***** Given data *****
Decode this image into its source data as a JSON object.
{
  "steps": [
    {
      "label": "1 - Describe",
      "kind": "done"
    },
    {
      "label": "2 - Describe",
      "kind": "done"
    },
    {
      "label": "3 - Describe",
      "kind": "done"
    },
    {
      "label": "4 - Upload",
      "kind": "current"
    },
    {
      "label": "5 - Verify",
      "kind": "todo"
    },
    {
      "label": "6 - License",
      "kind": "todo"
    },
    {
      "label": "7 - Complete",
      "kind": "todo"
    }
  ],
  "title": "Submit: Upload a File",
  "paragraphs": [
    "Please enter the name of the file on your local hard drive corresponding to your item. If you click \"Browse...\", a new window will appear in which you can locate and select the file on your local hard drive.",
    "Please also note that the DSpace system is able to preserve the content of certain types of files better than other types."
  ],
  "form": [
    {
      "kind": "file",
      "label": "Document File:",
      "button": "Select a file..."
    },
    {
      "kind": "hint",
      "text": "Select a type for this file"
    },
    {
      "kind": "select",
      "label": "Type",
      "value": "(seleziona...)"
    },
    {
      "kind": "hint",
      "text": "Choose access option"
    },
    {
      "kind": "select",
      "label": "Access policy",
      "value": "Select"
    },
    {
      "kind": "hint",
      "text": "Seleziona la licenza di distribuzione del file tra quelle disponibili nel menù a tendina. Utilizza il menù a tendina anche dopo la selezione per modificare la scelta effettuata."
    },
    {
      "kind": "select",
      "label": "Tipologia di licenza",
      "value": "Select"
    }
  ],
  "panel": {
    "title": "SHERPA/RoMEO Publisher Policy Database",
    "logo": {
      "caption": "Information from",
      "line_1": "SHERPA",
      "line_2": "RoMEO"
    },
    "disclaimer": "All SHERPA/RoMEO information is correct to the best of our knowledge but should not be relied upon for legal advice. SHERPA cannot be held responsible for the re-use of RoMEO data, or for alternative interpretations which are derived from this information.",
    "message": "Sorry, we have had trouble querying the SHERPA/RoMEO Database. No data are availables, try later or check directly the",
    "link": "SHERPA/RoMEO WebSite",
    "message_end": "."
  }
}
*****
— Directive —
Write out all the entries exactly.

— Reply —
Decode this image into its source data as a JSON object.
{
  "steps": [
    {
      "label": "1 - Describe",
      "kind": "done"
    },
    {
      "label": "2 - Describe",
      "kind": "done"
    },
    {
      "label": "3 - Describe",
      "kind": "done"
    },
    {
      "label": "4 - Upload",
      "kind": "current"
    },
    {
      "label": "5 - Verify",
      "kind": "todo"
    },
    {
      "label": "6 - License",
      "kind": "todo"
    },
    {
      "label": "7 - Complete",
      "kind": "todo"
    }
  ],
  "title": "Submit: Upload a File",
  "paragraphs": [
    "Please enter the name of the file on your local hard drive corresponding to your item. If you click \"Browse...\", a new window will appear in which you can locate and select the file on your local hard drive.",
    "Please also note that the DSpace system is able to preserve the content of certain types of files better than other types."
  ],
  "form": [
    {
      "kind": "file",
      "label": "Document File:",
      "button": "Select a file..."
    },
    {
      "kind": "hint",
      "text": "Select a type for this file"
    },
    {
      "kind": "select",
      "label": "Type",
      "value": "(seleziona...)"
    },
    {
      "kind": "hint",
      "text": "Choose access option"
    },
    {
      "kind": "select",
      "label": "Access policy",
      "value": "Select"
    },
    {
      "kind": "hint",
      "text": "Seleziona la licenza di distribuzione del file tra quelle disponibili nel menù a tendina. Utilizza il menù a tendina anche dopo la selezione per modificare la scelta effettuata."
    },
    {
      "kind": "select",
      "label": "Tipologia di licenza",
      "value": "Select"
    }
  ],
  "panel": {
    "title": "SHERPA/RoMEO Publisher Policy Database",
    "logo": {
      "caption": "Information from",
      "line_1": "SHERPA",
      "line_2": "RoMEO"
    },
    "disclaimer": "All SHERPA/RoMEO information is correct to the best of our knowledge but should not be relied upon for legal advice. SHERPA cannot be held responsible for the re-use of RoMEO data, or for alternative interpretations which are derived from this information.",
    "message": "Sorry, we have had trouble querying the SHERPA/RoMEO Database. No data are availables, try later or check directly the",
    "link": "SHERPA/RoMEO WebSite",
    "message_end": "."
  }
}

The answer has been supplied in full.